■ **STATED PROBLEM**:
Repeat what the lines below say, word for word, and skip every image.

■ **DATASET EXCERPTS**:
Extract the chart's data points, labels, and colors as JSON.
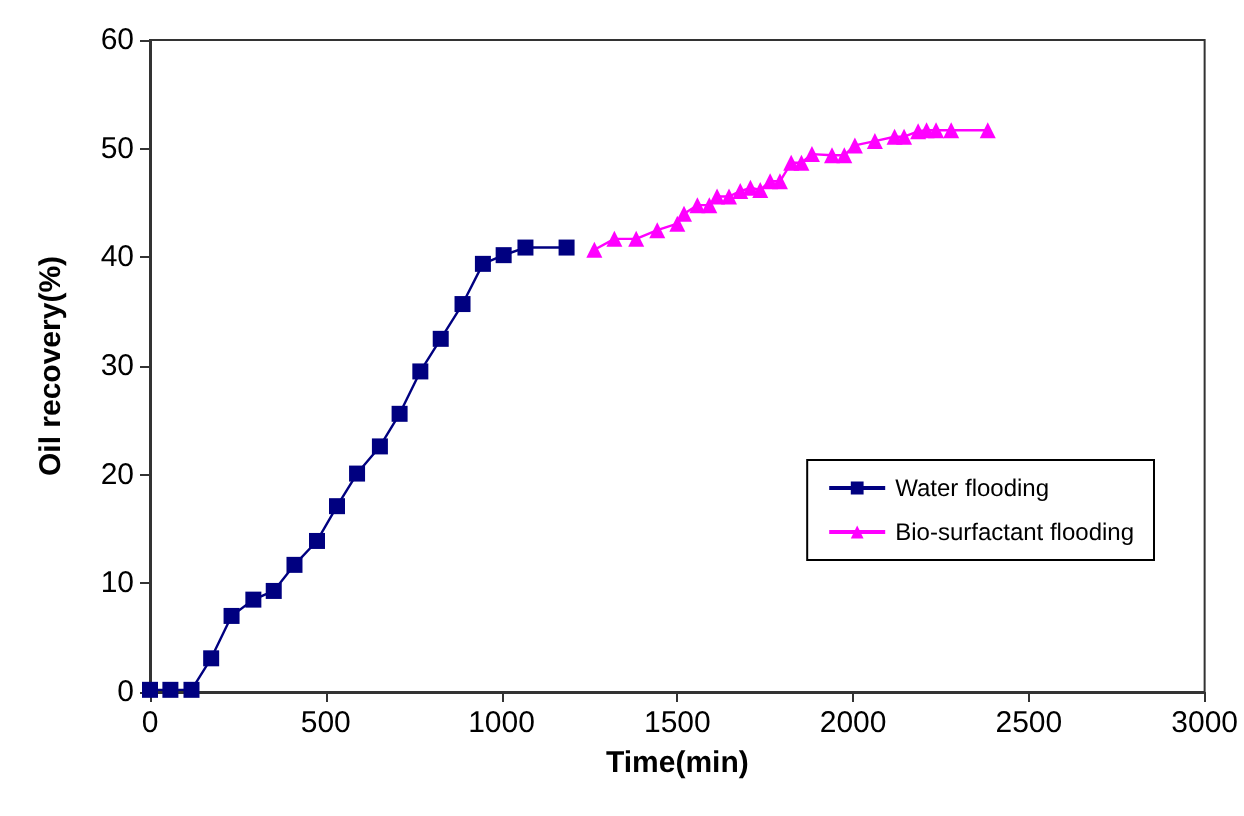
{
  "chart_data": {
    "type": "line",
    "xlabel": "Time(min)",
    "ylabel": "Oil recovery(%)",
    "xlim": [
      0,
      3000
    ],
    "xticks": [
      0,
      500,
      1000,
      1500,
      2000,
      2500,
      3000
    ],
    "ylim": [
      0,
      60
    ],
    "yticks": [
      0,
      10,
      20,
      30,
      40,
      50,
      60
    ],
    "grid": false,
    "legend": "right",
    "line_style": "solid",
    "series": [
      {
        "name": "Water flooding",
        "color": "#000080",
        "marker": "square",
        "x": [
          0,
          58,
          118,
          174,
          232,
          294,
          352,
          411,
          475,
          532,
          589,
          654,
          710,
          769,
          827,
          889,
          947,
          1006,
          1068,
          1185
        ],
        "values": [
          0.2,
          0.2,
          0.2,
          3.1,
          7.0,
          8.5,
          9.3,
          11.7,
          13.9,
          17.1,
          20.1,
          22.6,
          25.6,
          29.5,
          32.5,
          35.7,
          39.4,
          40.2,
          40.9,
          40.9
        ]
      },
      {
        "name": "Bio-surfactant flooding",
        "color": "#ff00ff",
        "marker": "triangle",
        "x": [
          1264,
          1321,
          1383,
          1443,
          1500,
          1519,
          1557,
          1591,
          1613,
          1647,
          1679,
          1708,
          1736,
          1764,
          1792,
          1824,
          1853,
          1883,
          1940,
          1975,
          2005,
          2062,
          2118,
          2145,
          2185,
          2209,
          2236,
          2279,
          2383
        ],
        "values": [
          40.7,
          41.7,
          41.7,
          42.5,
          43.1,
          44.0,
          44.8,
          44.8,
          45.6,
          45.6,
          46.1,
          46.4,
          46.2,
          47.0,
          47.0,
          48.7,
          48.7,
          49.5,
          49.4,
          49.4,
          50.3,
          50.7,
          51.1,
          51.1,
          51.6,
          51.7,
          51.7,
          51.7,
          51.7
        ]
      }
    ]
  }
}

■ **SOLUTION FOR THIS TASK**:
Extract the chart's data points, labels, and colors as JSON.
{
  "chart_data": {
    "type": "line",
    "xlabel": "Time(min)",
    "ylabel": "Oil recovery(%)",
    "xlim": [
      0,
      3000
    ],
    "xticks": [
      0,
      500,
      1000,
      1500,
      2000,
      2500,
      3000
    ],
    "ylim": [
      0,
      60
    ],
    "yticks": [
      0,
      10,
      20,
      30,
      40,
      50,
      60
    ],
    "grid": false,
    "legend": "right",
    "line_style": "solid",
    "series": [
      {
        "name": "Water flooding",
        "color": "#000080",
        "marker": "square",
        "x": [
          0,
          58,
          118,
          174,
          232,
          294,
          352,
          411,
          475,
          532,
          589,
          654,
          710,
          769,
          827,
          889,
          947,
          1006,
          1068,
          1185
        ],
        "values": [
          0.2,
          0.2,
          0.2,
          3.1,
          7.0,
          8.5,
          9.3,
          11.7,
          13.9,
          17.1,
          20.1,
          22.6,
          25.6,
          29.5,
          32.5,
          35.7,
          39.4,
          40.2,
          40.9,
          40.9
        ]
      },
      {
        "name": "Bio-surfactant flooding",
        "color": "#ff00ff",
        "marker": "triangle",
        "x": [
          1264,
          1321,
          1383,
          1443,
          1500,
          1519,
          1557,
          1591,
          1613,
          1647,
          1679,
          1708,
          1736,
          1764,
          1792,
          1824,
          1853,
          1883,
          1940,
          1975,
          2005,
          2062,
          2118,
          2145,
          2185,
          2209,
          2236,
          2279,
          2383
        ],
        "values": [
          40.7,
          41.7,
          41.7,
          42.5,
          43.1,
          44.0,
          44.8,
          44.8,
          45.6,
          45.6,
          46.1,
          46.4,
          46.2,
          47.0,
          47.0,
          48.7,
          48.7,
          49.5,
          49.4,
          49.4,
          50.3,
          50.7,
          51.1,
          51.1,
          51.6,
          51.7,
          51.7,
          51.7,
          51.7
        ]
      }
    ]
  }
}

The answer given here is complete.